-- start of RECORDS TO PROCESS --
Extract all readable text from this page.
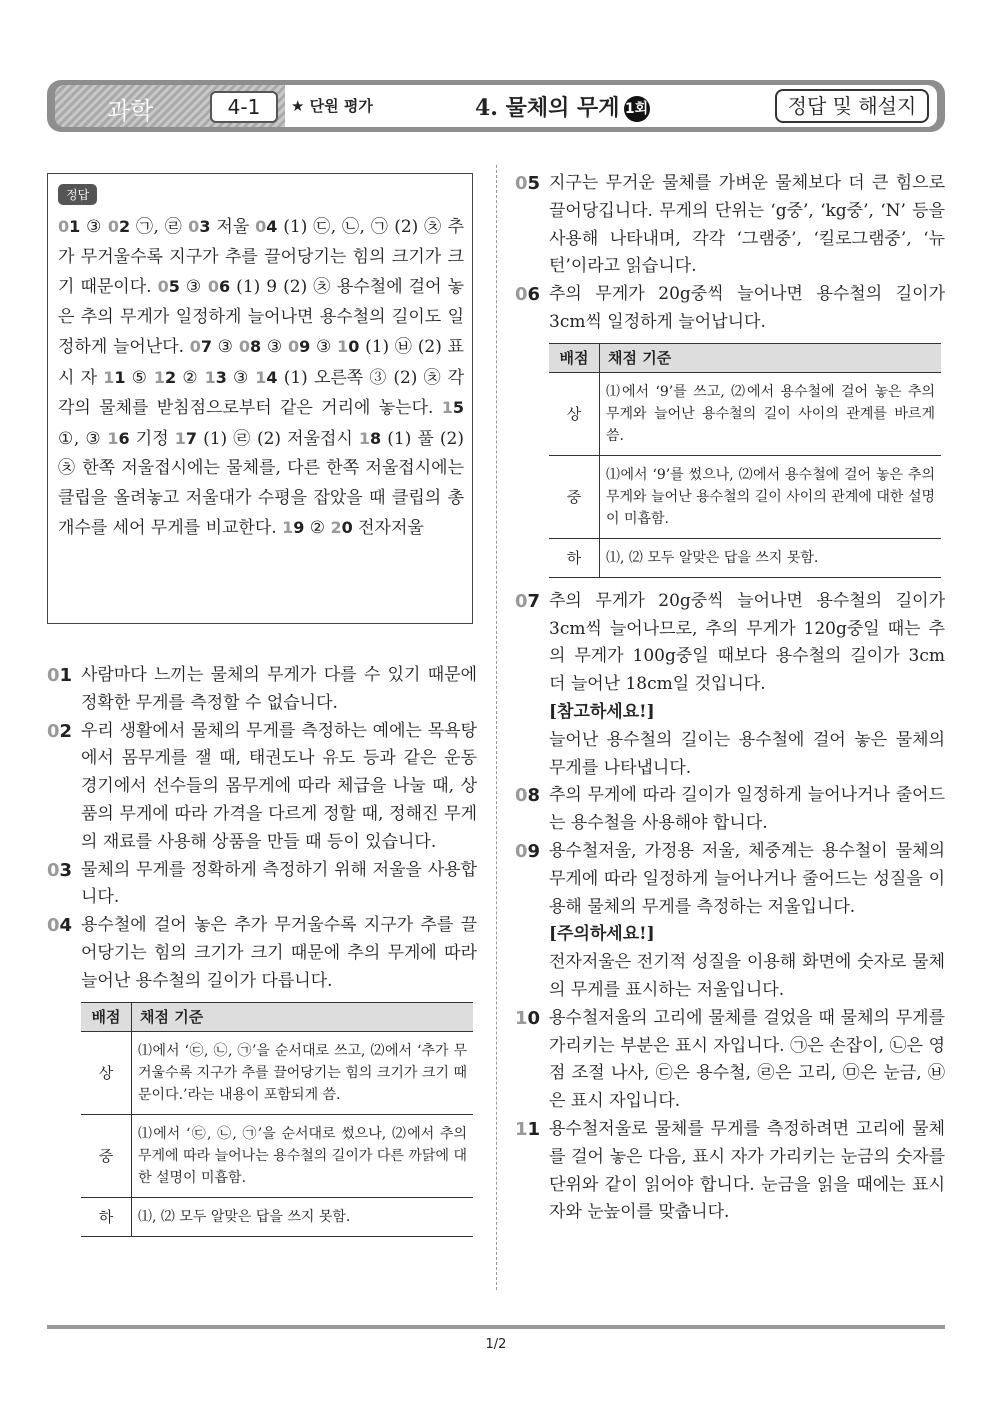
과학	4-1	★ 단원 평가	4. 물체의 무게 1회	정답 및 해설지
정답
01 ③ 02 ㉠, ㉣ 03 저울 04 (1) ㉢, ㉡, ㉠ (2) ㉩ 추가 무거울수록 지구가 추를 끌어당기는 힘의 크기가 크기 때문이다. 05 ③ 06 (1) 9 (2) ㉩ 용수철에 걸어 놓은 추의 무게가 일정하게 늘어나면 용수철의 길이도 일정하게 늘어난다. 07 ③ 08 ③ 09 ③ 10 (1) ㉥ (2) 표시 자 11 ⑤ 12 ② 13 ③ 14 (1) 오른쪽 ③ (2) ㉩ 각각의 물체를 받침점으로부터 같은 거리에 놓는다. 15 ①, ③ 16 기정 17 (1) ㉣ (2) 저울접시 18 (1) 풀 (2) ㉩ 한쪽 저울접시에는 물체를, 다른 한쪽 저울접시에는 클립을 올려놓고 저울대가 수평을 잡았을 때 클립의 총 개수를 세어 무게를 비교한다. 19 ② 20 전자저울
01 사람마다 느끼는 물체의 무게가 다를 수 있기 때문에 정확한 무게를 측정할 수 없습니다.
02 우리 생활에서 물체의 무게를 측정하는 예에는 목욕탕에서 몸무게를 잴 때, 태권도나 유도 등과 같은 운동 경기에서 선수들의 몸무게에 따라 체급을 나눌 때, 상품의 무게에 따라 가격을 다르게 정할 때, 정해진 무게의 재료를 사용해 상품을 만들 때 등이 있습니다.
03 물체의 무게를 정확하게 측정하기 위해 저울을 사용합니다.
04 용수철에 걸어 놓은 추가 무거울수록 지구가 추를 끌어당기는 힘의 크기가 크기 때문에 추의 무게에 따라 늘어난 용수철의 길이가 다릅니다.
배점	채점 기준
상	⑴에서 ‘㉢, ㉡, ㉠’을 순서대로 쓰고, ⑵에서 ‘추가 무거울수록 지구가 추를 끌어당기는 힘의 크기가 크기 때문이다.’라는 내용이 포함되게 씀.
중	⑴에서 ‘㉢, ㉡, ㉠’을 순서대로 썼으나, ⑵에서 추의 무게에 따라 늘어나는 용수철의 길이가 다른 까닭에 대한 설명이 미흡함.
하	⑴, ⑵ 모두 알맞은 답을 쓰지 못함.
05 지구는 무거운 물체를 가벼운 물체보다 더 큰 힘으로 끌어당깁니다. 무게의 단위는 ‘g중’, ‘kg중’, ‘N’ 등을 사용해 나타내며, 각각 ‘그램중’, ‘킬로그램중’, ‘뉴턴’이라고 읽습니다.
06 추의 무게가 20g중씩 늘어나면 용수철의 길이가 3cm씩 일정하게 늘어납니다.
배점	채점 기준
상	⑴에서 ‘9’를 쓰고, ⑵에서 용수철에 걸어 놓은 추의 무게와 늘어난 용수철의 길이 사이의 관계를 바르게 씀.
중	⑴에서 ‘9’를 썼으나, ⑵에서 용수철에 걸어 놓은 추의 무게와 늘어난 용수철의 길이 사이의 관계에 대한 설명이 미흡함.
하	⑴, ⑵ 모두 알맞은 답을 쓰지 못함.
07 추의 무게가 20g중씩 늘어나면 용수철의 길이가 3cm씩 늘어나므로, 추의 무게가 120g중일 때는 추의 무게가 100g중일 때보다 용수철의 길이가 3cm 더 늘어난 18cm일 것입니다.
[참고하세요!]
늘어난 용수철의 길이는 용수철에 걸어 놓은 물체의 무게를 나타냅니다.
08 추의 무게에 따라 길이가 일정하게 늘어나거나 줄어드는 용수철을 사용해야 합니다.
09 용수철저울, 가정용 저울, 체중계는 용수철이 물체의 무게에 따라 일정하게 늘어나거나 줄어드는 성질을 이용해 물체의 무게를 측정하는 저울입니다.
[주의하세요!]
전자저울은 전기적 성질을 이용해 화면에 숫자로 물체의 무게를 표시하는 저울입니다.
10 용수철저울의 고리에 물체를 걸었을 때 물체의 무게를 가리키는 부분은 표시 자입니다. ㉠은 손잡이, ㉡은 영점 조절 나사, ㉢은 용수철, ㉣은 고리, ㉤은 눈금, ㉥은 표시 자입니다.
11 용수철저울로 물체를 무게를 측정하려면 고리에 물체를 걸어 놓은 다음, 표시 자가 가리키는 눈금의 숫자를 단위와 같이 읽어야 합니다. 눈금을 읽을 때에는 표시 자와 눈높이를 맞춥니다.
1/2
-- end of RECORDS TO PROCESS --
INSTRUCTION: Show, from the material above, each line that includes the string "끌어당기는".

SOLUTION:
01 ③ 02 ㉠, ㉣ 03 저울 04 (1) ㉢, ㉡, ㉠ (2) ㉩ 추가 무거울수록 지구가 추를 끌어당기는 힘의 크기가 크기 때문이다. 05 ③ 06 (1) 9 (2) ㉩ 용수철에 걸어 놓은 추의 무게가 일정하게 늘어나면 용수철의 길이도 일정하게 늘어난다. 07 ③ 08 ③ 09 ③ 10 (1) ㉥ (2) 표시 자 11 ⑤ 12 ② 13 ③ 14 (1) 오른쪽 ③ (2) ㉩ 각각의 물체를 받침점으로부터 같은 거리에 놓는다. 15 ①, ③ 16 기정 17 (1) ㉣ (2) 저울접시 18 (1) 풀 (2) ㉩ 한쪽 저울접시에는 물체를, 다른 한쪽 저울접시에는 클립을 올려놓고 저울대가 수평을 잡았을 때 클립의 총 개수를 세어 무게를 비교한다. 19 ② 20 전자저울
04 용수철에 걸어 놓은 추가 무거울수록 지구가 추를 끌어당기는 힘의 크기가 크기 때문에 추의 무게에 따라 늘어난 용수철의 길이가 다릅니다.
상	⑴에서 ‘㉢, ㉡, ㉠’을 순서대로 쓰고, ⑵에서 ‘추가 무거울수록 지구가 추를 끌어당기는 힘의 크기가 크기 때문이다.’라는 내용이 포함되게 씀.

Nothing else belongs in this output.